● **WHAT THIS TASK INVOLVES**:
Rewrite the records from the line containing "Itemize the components" through the line containing "selection-pane-icon [570,122,586,136]", switching every "interactable" to "clickable" and leaving everything else unchanged.

● **DATASET EXCERPTS**:
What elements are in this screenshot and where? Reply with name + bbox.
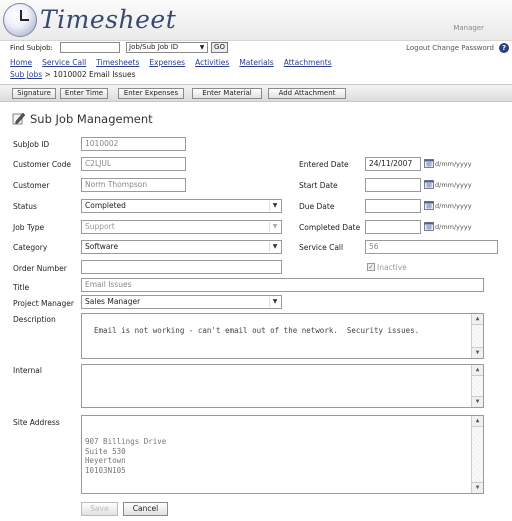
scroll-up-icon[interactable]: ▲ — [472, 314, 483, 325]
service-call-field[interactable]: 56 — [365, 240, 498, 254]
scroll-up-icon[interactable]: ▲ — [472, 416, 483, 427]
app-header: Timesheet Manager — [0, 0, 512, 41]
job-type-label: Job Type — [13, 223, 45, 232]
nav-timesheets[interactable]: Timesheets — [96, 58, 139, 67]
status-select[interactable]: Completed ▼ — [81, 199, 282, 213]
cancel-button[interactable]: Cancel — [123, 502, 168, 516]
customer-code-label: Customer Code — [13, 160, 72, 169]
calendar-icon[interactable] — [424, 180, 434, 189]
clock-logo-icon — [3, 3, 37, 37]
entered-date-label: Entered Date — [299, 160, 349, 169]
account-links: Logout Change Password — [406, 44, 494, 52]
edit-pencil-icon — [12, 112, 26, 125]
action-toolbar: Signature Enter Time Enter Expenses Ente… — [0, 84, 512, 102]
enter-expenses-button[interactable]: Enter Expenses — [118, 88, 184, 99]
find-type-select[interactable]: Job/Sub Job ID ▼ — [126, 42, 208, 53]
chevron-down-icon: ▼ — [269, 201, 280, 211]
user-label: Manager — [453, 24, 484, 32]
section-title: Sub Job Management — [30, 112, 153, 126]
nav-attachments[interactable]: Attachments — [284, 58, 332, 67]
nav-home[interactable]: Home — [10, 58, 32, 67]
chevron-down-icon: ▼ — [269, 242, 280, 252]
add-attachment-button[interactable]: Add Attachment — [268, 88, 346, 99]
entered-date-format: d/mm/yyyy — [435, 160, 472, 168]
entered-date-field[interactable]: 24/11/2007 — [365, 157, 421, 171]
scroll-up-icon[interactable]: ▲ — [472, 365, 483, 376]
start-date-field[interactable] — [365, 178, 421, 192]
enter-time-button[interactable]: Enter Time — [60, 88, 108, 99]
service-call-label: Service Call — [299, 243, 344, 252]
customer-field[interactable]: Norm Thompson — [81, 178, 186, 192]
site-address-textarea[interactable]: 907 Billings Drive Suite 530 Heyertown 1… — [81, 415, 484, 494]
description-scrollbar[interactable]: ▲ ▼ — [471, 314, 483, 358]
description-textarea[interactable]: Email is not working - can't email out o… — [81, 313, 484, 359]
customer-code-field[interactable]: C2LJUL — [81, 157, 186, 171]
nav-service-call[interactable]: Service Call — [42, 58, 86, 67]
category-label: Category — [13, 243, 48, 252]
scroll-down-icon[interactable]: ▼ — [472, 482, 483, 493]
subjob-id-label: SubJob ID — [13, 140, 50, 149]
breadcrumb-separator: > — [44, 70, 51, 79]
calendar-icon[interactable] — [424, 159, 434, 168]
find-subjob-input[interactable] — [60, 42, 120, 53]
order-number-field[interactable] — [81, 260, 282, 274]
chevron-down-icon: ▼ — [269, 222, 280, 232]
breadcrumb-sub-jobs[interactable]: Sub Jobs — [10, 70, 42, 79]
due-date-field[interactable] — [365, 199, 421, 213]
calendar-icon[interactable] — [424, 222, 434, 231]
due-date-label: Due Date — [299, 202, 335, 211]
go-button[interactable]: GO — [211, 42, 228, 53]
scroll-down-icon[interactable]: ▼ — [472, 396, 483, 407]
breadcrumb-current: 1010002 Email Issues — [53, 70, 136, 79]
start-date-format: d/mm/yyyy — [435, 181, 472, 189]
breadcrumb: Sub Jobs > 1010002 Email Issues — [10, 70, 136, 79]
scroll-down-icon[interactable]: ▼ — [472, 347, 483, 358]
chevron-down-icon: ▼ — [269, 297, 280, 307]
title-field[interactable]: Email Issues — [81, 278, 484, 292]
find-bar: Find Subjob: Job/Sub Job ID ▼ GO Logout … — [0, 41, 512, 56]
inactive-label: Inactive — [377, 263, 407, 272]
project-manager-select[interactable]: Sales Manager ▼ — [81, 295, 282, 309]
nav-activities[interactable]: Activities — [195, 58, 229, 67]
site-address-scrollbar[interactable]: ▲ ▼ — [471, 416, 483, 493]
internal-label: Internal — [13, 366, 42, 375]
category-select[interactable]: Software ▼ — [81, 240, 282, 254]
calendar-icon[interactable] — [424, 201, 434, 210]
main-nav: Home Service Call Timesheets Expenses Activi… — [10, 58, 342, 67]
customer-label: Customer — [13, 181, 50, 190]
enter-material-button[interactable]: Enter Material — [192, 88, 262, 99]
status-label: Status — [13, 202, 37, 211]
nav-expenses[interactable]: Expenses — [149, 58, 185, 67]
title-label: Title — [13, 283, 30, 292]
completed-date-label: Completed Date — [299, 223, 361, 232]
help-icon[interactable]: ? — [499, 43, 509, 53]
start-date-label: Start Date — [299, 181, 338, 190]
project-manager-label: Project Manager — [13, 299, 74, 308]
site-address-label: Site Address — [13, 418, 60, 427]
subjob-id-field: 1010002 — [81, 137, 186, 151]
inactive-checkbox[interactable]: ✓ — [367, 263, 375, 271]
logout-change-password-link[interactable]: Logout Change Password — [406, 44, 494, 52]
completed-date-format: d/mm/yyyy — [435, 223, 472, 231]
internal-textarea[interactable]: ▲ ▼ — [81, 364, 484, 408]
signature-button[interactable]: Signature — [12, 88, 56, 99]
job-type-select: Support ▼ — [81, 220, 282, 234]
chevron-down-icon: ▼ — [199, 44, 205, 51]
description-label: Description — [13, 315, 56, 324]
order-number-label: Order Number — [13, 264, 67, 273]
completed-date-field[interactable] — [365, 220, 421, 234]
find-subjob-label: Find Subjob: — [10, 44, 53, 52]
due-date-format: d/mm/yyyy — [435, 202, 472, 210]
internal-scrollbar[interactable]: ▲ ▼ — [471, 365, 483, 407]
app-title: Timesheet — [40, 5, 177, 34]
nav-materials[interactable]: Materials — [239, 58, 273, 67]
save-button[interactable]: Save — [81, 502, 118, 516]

---

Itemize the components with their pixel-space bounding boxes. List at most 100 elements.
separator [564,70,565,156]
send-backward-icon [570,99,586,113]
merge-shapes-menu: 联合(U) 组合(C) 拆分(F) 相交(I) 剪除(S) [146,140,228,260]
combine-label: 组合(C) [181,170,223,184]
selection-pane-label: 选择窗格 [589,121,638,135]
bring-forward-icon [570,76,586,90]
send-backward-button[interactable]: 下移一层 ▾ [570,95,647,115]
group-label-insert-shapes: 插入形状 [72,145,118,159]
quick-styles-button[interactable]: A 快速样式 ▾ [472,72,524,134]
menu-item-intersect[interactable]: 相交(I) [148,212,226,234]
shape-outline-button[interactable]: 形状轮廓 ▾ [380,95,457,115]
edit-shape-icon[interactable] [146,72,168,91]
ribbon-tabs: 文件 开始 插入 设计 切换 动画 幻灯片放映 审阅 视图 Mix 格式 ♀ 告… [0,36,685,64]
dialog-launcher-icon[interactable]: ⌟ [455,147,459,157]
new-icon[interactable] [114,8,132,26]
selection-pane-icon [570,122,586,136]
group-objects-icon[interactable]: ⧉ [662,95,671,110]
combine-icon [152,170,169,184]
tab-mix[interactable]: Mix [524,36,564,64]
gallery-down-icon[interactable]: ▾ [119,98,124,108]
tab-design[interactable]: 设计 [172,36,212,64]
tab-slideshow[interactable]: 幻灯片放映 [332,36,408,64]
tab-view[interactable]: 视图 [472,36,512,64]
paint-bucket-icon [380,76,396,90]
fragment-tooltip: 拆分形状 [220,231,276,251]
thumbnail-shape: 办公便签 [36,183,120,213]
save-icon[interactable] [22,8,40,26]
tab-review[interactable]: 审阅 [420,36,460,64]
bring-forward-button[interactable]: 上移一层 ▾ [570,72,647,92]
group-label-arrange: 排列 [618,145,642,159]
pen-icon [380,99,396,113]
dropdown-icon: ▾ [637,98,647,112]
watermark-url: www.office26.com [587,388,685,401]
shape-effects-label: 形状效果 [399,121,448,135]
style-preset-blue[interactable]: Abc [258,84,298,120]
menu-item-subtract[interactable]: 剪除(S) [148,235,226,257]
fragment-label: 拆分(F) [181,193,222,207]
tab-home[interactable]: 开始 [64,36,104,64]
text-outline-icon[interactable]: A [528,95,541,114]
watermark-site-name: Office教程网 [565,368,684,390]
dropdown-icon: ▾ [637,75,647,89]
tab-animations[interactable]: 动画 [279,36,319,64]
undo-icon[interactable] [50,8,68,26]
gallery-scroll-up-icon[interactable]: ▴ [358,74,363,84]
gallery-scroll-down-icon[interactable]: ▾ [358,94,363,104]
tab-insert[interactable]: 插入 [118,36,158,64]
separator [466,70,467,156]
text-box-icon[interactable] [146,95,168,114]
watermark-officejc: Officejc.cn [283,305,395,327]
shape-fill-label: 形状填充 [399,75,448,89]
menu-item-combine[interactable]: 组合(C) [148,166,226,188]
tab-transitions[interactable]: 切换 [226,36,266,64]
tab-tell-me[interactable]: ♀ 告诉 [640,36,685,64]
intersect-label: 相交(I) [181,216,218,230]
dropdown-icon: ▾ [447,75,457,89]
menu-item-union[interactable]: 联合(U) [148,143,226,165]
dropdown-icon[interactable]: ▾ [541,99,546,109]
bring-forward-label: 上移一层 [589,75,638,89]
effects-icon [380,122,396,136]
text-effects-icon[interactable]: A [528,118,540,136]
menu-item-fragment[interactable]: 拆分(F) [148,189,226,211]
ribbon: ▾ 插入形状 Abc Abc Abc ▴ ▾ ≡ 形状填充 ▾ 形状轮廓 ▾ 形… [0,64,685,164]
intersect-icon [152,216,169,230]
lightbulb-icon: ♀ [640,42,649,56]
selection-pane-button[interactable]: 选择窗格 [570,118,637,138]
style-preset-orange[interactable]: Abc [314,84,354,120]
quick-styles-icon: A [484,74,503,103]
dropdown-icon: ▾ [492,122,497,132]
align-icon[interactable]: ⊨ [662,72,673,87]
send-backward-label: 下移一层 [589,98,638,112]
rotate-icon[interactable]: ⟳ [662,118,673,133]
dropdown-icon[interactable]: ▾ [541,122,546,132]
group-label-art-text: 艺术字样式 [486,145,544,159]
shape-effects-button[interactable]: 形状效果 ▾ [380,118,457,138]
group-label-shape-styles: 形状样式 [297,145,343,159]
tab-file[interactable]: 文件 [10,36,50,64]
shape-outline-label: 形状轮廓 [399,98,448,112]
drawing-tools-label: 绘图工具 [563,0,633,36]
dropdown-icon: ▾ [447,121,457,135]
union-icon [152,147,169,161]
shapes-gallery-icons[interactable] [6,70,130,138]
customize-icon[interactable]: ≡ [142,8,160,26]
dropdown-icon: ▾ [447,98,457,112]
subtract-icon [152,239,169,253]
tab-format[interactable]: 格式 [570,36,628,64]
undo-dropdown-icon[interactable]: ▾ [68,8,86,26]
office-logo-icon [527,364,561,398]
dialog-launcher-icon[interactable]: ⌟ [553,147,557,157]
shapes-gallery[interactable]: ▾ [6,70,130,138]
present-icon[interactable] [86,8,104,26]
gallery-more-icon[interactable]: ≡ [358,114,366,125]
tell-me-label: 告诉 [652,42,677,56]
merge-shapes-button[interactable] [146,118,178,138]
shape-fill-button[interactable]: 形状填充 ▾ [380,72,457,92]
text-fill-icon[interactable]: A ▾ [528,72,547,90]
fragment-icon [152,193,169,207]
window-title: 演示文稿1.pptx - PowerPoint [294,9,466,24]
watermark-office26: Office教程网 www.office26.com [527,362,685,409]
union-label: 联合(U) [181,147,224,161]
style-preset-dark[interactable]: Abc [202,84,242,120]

● **THE REPLY**:
Itemize the components with their pixel-space bounding boxes. List at most 100 elements.
separator [564,70,565,156]
send-backward-icon [570,99,586,113]
merge-shapes-menu: 联合(U) 组合(C) 拆分(F) 相交(I) 剪除(S) [146,140,228,260]
combine-label: 组合(C) [181,170,223,184]
selection-pane-label: 选择窗格 [589,121,638,135]
bring-forward-icon [570,76,586,90]
send-backward-button[clickable]: 下移一层 ▾ [570,95,647,115]
group-label-insert-shapes: 插入形状 [72,145,118,159]
quick-styles-button[clickable]: A 快速样式 ▾ [472,72,524,134]
menu-item-intersect[clickable]: 相交(I) [148,212,226,234]
shape-outline-button[clickable]: 形状轮廓 ▾ [380,95,457,115]
edit-shape-icon[clickable] [146,72,168,91]
ribbon-tabs: 文件 开始 插入 设计 切换 动画 幻灯片放映 审阅 视图 Mix 格式 ♀ 告… [0,36,685,64]
dialog-launcher-icon[clickable]: ⌟ [455,147,459,157]
new-icon[clickable] [114,8,132,26]
selection-pane-icon [570,122,586,136]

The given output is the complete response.